Aim of the exercise | Please return every row unchanged, from the first row up to and including the row that contains "- editorial-note: [22.4.12]: [733, 227, 814, 252]".

Records for this task |
»»
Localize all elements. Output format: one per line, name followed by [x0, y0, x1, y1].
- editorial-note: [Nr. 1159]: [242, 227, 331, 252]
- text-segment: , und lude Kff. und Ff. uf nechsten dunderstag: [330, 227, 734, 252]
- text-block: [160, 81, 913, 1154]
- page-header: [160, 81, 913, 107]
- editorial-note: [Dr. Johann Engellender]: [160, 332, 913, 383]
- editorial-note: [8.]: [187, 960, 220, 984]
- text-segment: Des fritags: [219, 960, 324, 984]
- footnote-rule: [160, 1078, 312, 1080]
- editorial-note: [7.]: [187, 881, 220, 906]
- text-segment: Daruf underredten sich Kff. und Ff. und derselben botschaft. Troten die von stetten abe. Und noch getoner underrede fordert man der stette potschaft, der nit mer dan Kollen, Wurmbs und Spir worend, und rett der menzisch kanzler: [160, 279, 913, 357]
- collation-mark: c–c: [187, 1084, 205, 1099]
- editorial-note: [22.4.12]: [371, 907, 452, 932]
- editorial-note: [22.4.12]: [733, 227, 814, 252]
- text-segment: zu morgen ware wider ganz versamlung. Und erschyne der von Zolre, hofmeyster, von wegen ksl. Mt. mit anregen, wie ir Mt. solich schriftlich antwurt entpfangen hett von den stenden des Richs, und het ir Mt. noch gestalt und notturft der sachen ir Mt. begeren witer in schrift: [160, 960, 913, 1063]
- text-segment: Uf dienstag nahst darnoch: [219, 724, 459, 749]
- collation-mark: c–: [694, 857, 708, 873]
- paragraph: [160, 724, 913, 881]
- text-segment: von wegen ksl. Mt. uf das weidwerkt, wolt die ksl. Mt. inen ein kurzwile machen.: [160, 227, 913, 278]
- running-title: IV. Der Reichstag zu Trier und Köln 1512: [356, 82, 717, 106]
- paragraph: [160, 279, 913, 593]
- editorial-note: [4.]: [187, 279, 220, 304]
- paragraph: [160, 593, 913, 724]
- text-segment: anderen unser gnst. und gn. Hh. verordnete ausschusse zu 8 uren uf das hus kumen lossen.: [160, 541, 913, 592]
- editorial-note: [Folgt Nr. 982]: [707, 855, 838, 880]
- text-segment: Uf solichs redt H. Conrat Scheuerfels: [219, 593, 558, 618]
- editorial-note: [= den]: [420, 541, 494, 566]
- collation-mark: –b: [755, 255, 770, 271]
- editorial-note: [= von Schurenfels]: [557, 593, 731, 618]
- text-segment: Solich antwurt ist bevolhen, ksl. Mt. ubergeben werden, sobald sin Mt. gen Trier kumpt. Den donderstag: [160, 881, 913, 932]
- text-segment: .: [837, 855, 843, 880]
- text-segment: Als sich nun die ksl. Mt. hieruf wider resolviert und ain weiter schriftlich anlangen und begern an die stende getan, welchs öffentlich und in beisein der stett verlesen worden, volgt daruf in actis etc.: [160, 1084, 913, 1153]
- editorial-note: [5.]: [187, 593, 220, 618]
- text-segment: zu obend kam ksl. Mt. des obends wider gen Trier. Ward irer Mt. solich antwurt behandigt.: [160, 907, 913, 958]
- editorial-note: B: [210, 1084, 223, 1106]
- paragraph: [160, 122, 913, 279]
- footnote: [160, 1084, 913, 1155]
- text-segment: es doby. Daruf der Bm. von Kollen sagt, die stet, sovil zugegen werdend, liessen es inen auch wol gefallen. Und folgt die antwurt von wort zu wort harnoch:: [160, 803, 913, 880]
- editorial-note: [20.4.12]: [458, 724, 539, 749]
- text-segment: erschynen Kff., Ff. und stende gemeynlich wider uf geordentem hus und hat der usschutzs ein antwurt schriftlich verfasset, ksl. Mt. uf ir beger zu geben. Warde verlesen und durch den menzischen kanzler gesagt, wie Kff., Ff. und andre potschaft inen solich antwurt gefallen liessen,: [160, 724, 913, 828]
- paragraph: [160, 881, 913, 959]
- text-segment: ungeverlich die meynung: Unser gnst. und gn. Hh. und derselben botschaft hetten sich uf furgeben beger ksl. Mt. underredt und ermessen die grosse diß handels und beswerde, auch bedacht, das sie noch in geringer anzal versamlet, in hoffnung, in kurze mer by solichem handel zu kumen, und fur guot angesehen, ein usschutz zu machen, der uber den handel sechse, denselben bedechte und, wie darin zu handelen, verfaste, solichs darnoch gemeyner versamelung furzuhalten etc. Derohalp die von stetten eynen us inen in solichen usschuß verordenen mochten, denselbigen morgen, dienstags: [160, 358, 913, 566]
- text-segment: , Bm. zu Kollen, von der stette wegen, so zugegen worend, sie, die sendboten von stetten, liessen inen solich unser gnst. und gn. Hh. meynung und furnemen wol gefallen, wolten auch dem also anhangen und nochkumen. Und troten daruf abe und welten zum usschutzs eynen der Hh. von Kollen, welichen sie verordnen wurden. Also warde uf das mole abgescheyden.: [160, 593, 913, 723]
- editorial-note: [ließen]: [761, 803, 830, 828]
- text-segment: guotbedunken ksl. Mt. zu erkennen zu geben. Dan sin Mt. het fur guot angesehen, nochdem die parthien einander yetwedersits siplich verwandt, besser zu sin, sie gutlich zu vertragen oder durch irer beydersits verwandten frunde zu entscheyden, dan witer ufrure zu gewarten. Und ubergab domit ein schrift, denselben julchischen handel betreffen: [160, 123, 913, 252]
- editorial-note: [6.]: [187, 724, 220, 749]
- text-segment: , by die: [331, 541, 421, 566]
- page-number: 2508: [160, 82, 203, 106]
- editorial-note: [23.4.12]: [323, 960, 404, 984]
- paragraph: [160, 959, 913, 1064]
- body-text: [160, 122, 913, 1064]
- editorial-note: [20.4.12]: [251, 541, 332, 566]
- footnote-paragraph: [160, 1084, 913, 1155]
««
Solution to this task |
Localize all elements. Output format: one per line, name followed by [x0, y0, x1, y1].
- editorial-note: [Nr. 1159]: [242, 227, 331, 252]
- text-segment: , und lude Kff. und Ff. uf nechsten dunderstag: [330, 227, 734, 252]
- text-block: [160, 81, 913, 1154]
- page-header: [160, 81, 913, 107]
- editorial-note: [Dr. Johann Engellender]: [160, 332, 913, 383]
- editorial-note: [8.]: [187, 960, 220, 984]
- text-segment: Des fritags: [219, 960, 324, 984]
- footnote-rule: [160, 1078, 312, 1080]
- editorial-note: [7.]: [187, 881, 220, 906]
- text-segment: Daruf underredten sich Kff. und Ff. und derselben botschaft. Troten die von stetten abe. Und noch getoner underrede fordert man der stette potschaft, der nit mer dan Kollen, Wurmbs und Spir worend, und rett der menzisch kanzler: [160, 279, 913, 357]
- collation-mark: c–c: [187, 1084, 205, 1099]
- editorial-note: [22.4.12]: [371, 907, 452, 932]
- editorial-note: [22.4.12]: [733, 227, 814, 252]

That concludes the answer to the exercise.